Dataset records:

---+---

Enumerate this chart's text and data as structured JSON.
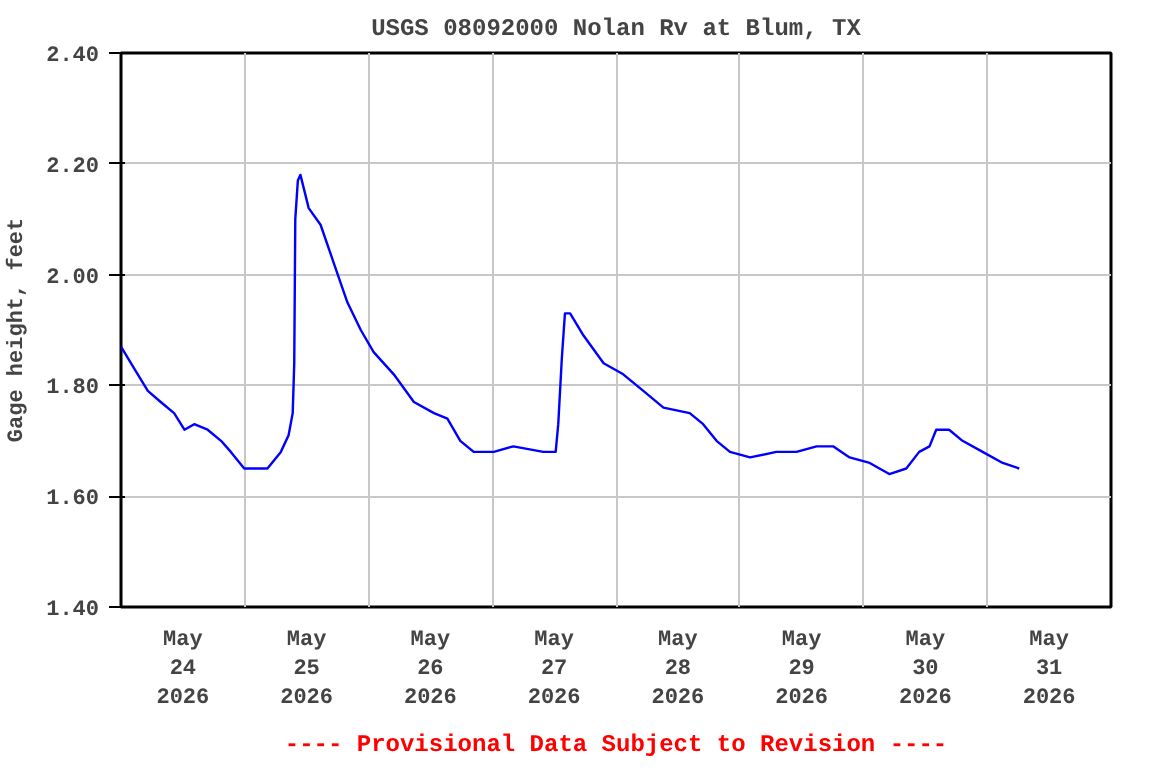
{
  "chart_data": {
    "type": "line",
    "title": "USGS 08092000 Nolan Rv at Blum, TX",
    "ylabel": "Gage height, feet",
    "annotations": [
      "---- Provisional Data Subject to Revision ----"
    ],
    "x": [
      "2026-05-24T00:00",
      "2026-05-24T02:36",
      "2026-05-24T05:12",
      "2026-05-24T07:42",
      "2026-05-24T10:18",
      "2026-05-24T12:18",
      "2026-05-24T14:12",
      "2026-05-24T16:48",
      "2026-05-24T19:24",
      "2026-05-24T21:18",
      "2026-05-24T23:54",
      "2026-05-25T04:24",
      "2026-05-25T07:00",
      "2026-05-25T08:30",
      "2026-05-25T09:18",
      "2026-05-25T09:36",
      "2026-05-25T09:48",
      "2026-05-25T10:18",
      "2026-05-25T10:48",
      "2026-05-25T12:24",
      "2026-05-25T14:42",
      "2026-05-25T17:18",
      "2026-05-25T19:54",
      "2026-05-25T22:30",
      "2026-05-26T01:00",
      "2026-05-26T04:54",
      "2026-05-26T08:48",
      "2026-05-26T12:42",
      "2026-05-26T15:18",
      "2026-05-26T17:48",
      "2026-05-26T20:24",
      "2026-05-27T00:18",
      "2026-05-27T04:06",
      "2026-05-27T09:54",
      "2026-05-27T12:18",
      "2026-05-27T12:48",
      "2026-05-27T13:30",
      "2026-05-27T14:06",
      "2026-05-27T15:06",
      "2026-05-27T17:42",
      "2026-05-27T21:36",
      "2026-05-28T01:24",
      "2026-05-28T05:18",
      "2026-05-28T09:12",
      "2026-05-28T14:18",
      "2026-05-28T16:54",
      "2026-05-28T19:30",
      "2026-05-28T22:06",
      "2026-05-29T02:00",
      "2026-05-29T07:06",
      "2026-05-29T11:00",
      "2026-05-29T14:54",
      "2026-05-29T18:06",
      "2026-05-29T21:18",
      "2026-05-30T01:12",
      "2026-05-30T05:00",
      "2026-05-30T08:18",
      "2026-05-30T10:48",
      "2026-05-30T12:48",
      "2026-05-30T14:06",
      "2026-05-30T16:36",
      "2026-05-30T19:12",
      "2026-05-30T23:06",
      "2026-05-31T03:00",
      "2026-05-31T06:12"
    ],
    "series": [
      {
        "color": "#0000ff",
        "values": [
          1.87,
          1.83,
          1.79,
          1.77,
          1.75,
          1.72,
          1.73,
          1.72,
          1.7,
          1.68,
          1.65,
          1.65,
          1.68,
          1.71,
          1.75,
          1.84,
          2.1,
          2.17,
          2.18,
          2.12,
          2.09,
          2.02,
          1.95,
          1.9,
          1.86,
          1.82,
          1.77,
          1.75,
          1.74,
          1.7,
          1.68,
          1.68,
          1.69,
          1.68,
          1.68,
          1.73,
          1.85,
          1.93,
          1.93,
          1.89,
          1.84,
          1.82,
          1.79,
          1.76,
          1.75,
          1.73,
          1.7,
          1.68,
          1.67,
          1.68,
          1.68,
          1.69,
          1.69,
          1.67,
          1.66,
          1.64,
          1.65,
          1.68,
          1.69,
          1.72,
          1.72,
          1.7,
          1.68,
          1.66,
          1.65
        ]
      }
    ],
    "xlim": [
      "2026-05-24T00:00",
      "2026-06-01T00:00"
    ],
    "xticks": [
      {
        "value": "2026-05-24T12:00",
        "label": "May\n24\n2026"
      },
      {
        "value": "2026-05-25T00:00",
        "label": null
      },
      {
        "value": "2026-05-25T12:00",
        "label": "May\n25\n2026"
      },
      {
        "value": "2026-05-26T00:00",
        "label": null
      },
      {
        "value": "2026-05-26T12:00",
        "label": "May\n26\n2026"
      },
      {
        "value": "2026-05-27T00:00",
        "label": null
      },
      {
        "value": "2026-05-27T12:00",
        "label": "May\n27\n2026"
      },
      {
        "value": "2026-05-28T00:00",
        "label": null
      },
      {
        "value": "2026-05-28T12:00",
        "label": "May\n28\n2026"
      },
      {
        "value": "2026-05-29T00:00",
        "label": null
      },
      {
        "value": "2026-05-29T12:00",
        "label": "May\n29\n2026"
      },
      {
        "value": "2026-05-30T00:00",
        "label": null
      },
      {
        "value": "2026-05-30T12:00",
        "label": "May\n30\n2026"
      },
      {
        "value": "2026-05-31T00:00",
        "label": null
      },
      {
        "value": "2026-05-31T12:00",
        "label": "May\n31\n2026"
      }
    ],
    "ylim": [
      1.4,
      2.4
    ],
    "yticks": [
      {
        "value": 1.4,
        "label": "1.40"
      },
      {
        "value": 1.6,
        "label": "1.60"
      },
      {
        "value": 1.8,
        "label": "1.80"
      },
      {
        "value": 2.0,
        "label": "2.00"
      },
      {
        "value": 2.2,
        "label": "2.20"
      },
      {
        "value": 2.4,
        "label": "2.40"
      }
    ],
    "grid": true,
    "marker": "none",
    "line_style": "solid"
  }
}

---+---

Each record should be quoted exactly, with the images omitted.

Enumerate this chart's text and data as structured JSON.
{
  "chart_data": {
    "type": "line",
    "title": "USGS 08092000 Nolan Rv at Blum, TX",
    "ylabel": "Gage height, feet",
    "annotations": [
      "---- Provisional Data Subject to Revision ----"
    ],
    "x": [
      "2026-05-24T00:00",
      "2026-05-24T02:36",
      "2026-05-24T05:12",
      "2026-05-24T07:42",
      "2026-05-24T10:18",
      "2026-05-24T12:18",
      "2026-05-24T14:12",
      "2026-05-24T16:48",
      "2026-05-24T19:24",
      "2026-05-24T21:18",
      "2026-05-24T23:54",
      "2026-05-25T04:24",
      "2026-05-25T07:00",
      "2026-05-25T08:30",
      "2026-05-25T09:18",
      "2026-05-25T09:36",
      "2026-05-25T09:48",
      "2026-05-25T10:18",
      "2026-05-25T10:48",
      "2026-05-25T12:24",
      "2026-05-25T14:42",
      "2026-05-25T17:18",
      "2026-05-25T19:54",
      "2026-05-25T22:30",
      "2026-05-26T01:00",
      "2026-05-26T04:54",
      "2026-05-26T08:48",
      "2026-05-26T12:42",
      "2026-05-26T15:18",
      "2026-05-26T17:48",
      "2026-05-26T20:24",
      "2026-05-27T00:18",
      "2026-05-27T04:06",
      "2026-05-27T09:54",
      "2026-05-27T12:18",
      "2026-05-27T12:48",
      "2026-05-27T13:30",
      "2026-05-27T14:06",
      "2026-05-27T15:06",
      "2026-05-27T17:42",
      "2026-05-27T21:36",
      "2026-05-28T01:24",
      "2026-05-28T05:18",
      "2026-05-28T09:12",
      "2026-05-28T14:18",
      "2026-05-28T16:54",
      "2026-05-28T19:30",
      "2026-05-28T22:06",
      "2026-05-29T02:00",
      "2026-05-29T07:06",
      "2026-05-29T11:00",
      "2026-05-29T14:54",
      "2026-05-29T18:06",
      "2026-05-29T21:18",
      "2026-05-30T01:12",
      "2026-05-30T05:00",
      "2026-05-30T08:18",
      "2026-05-30T10:48",
      "2026-05-30T12:48",
      "2026-05-30T14:06",
      "2026-05-30T16:36",
      "2026-05-30T19:12",
      "2026-05-30T23:06",
      "2026-05-31T03:00",
      "2026-05-31T06:12"
    ],
    "series": [
      {
        "color": "#0000ff",
        "values": [
          1.87,
          1.83,
          1.79,
          1.77,
          1.75,
          1.72,
          1.73,
          1.72,
          1.7,
          1.68,
          1.65,
          1.65,
          1.68,
          1.71,
          1.75,
          1.84,
          2.1,
          2.17,
          2.18,
          2.12,
          2.09,
          2.02,
          1.95,
          1.9,
          1.86,
          1.82,
          1.77,
          1.75,
          1.74,
          1.7,
          1.68,
          1.68,
          1.69,
          1.68,
          1.68,
          1.73,
          1.85,
          1.93,
          1.93,
          1.89,
          1.84,
          1.82,
          1.79,
          1.76,
          1.75,
          1.73,
          1.7,
          1.68,
          1.67,
          1.68,
          1.68,
          1.69,
          1.69,
          1.67,
          1.66,
          1.64,
          1.65,
          1.68,
          1.69,
          1.72,
          1.72,
          1.7,
          1.68,
          1.66,
          1.65
        ]
      }
    ],
    "xlim": [
      "2026-05-24T00:00",
      "2026-06-01T00:00"
    ],
    "xticks": [
      {
        "value": "2026-05-24T12:00",
        "label": "May\n24\n2026"
      },
      {
        "value": "2026-05-25T00:00",
        "label": null
      },
      {
        "value": "2026-05-25T12:00",
        "label": "May\n25\n2026"
      },
      {
        "value": "2026-05-26T00:00",
        "label": null
      },
      {
        "value": "2026-05-26T12:00",
        "label": "May\n26\n2026"
      },
      {
        "value": "2026-05-27T00:00",
        "label": null
      },
      {
        "value": "2026-05-27T12:00",
        "label": "May\n27\n2026"
      },
      {
        "value": "2026-05-28T00:00",
        "label": null
      },
      {
        "value": "2026-05-28T12:00",
        "label": "May\n28\n2026"
      },
      {
        "value": "2026-05-29T00:00",
        "label": null
      },
      {
        "value": "2026-05-29T12:00",
        "label": "May\n29\n2026"
      },
      {
        "value": "2026-05-30T00:00",
        "label": null
      },
      {
        "value": "2026-05-30T12:00",
        "label": "May\n30\n2026"
      },
      {
        "value": "2026-05-31T00:00",
        "label": null
      },
      {
        "value": "2026-05-31T12:00",
        "label": "May\n31\n2026"
      }
    ],
    "ylim": [
      1.4,
      2.4
    ],
    "yticks": [
      {
        "value": 1.4,
        "label": "1.40"
      },
      {
        "value": 1.6,
        "label": "1.60"
      },
      {
        "value": 1.8,
        "label": "1.80"
      },
      {
        "value": 2.0,
        "label": "2.00"
      },
      {
        "value": 2.2,
        "label": "2.20"
      },
      {
        "value": 2.4,
        "label": "2.40"
      }
    ],
    "grid": true,
    "marker": "none",
    "line_style": "solid"
  }
}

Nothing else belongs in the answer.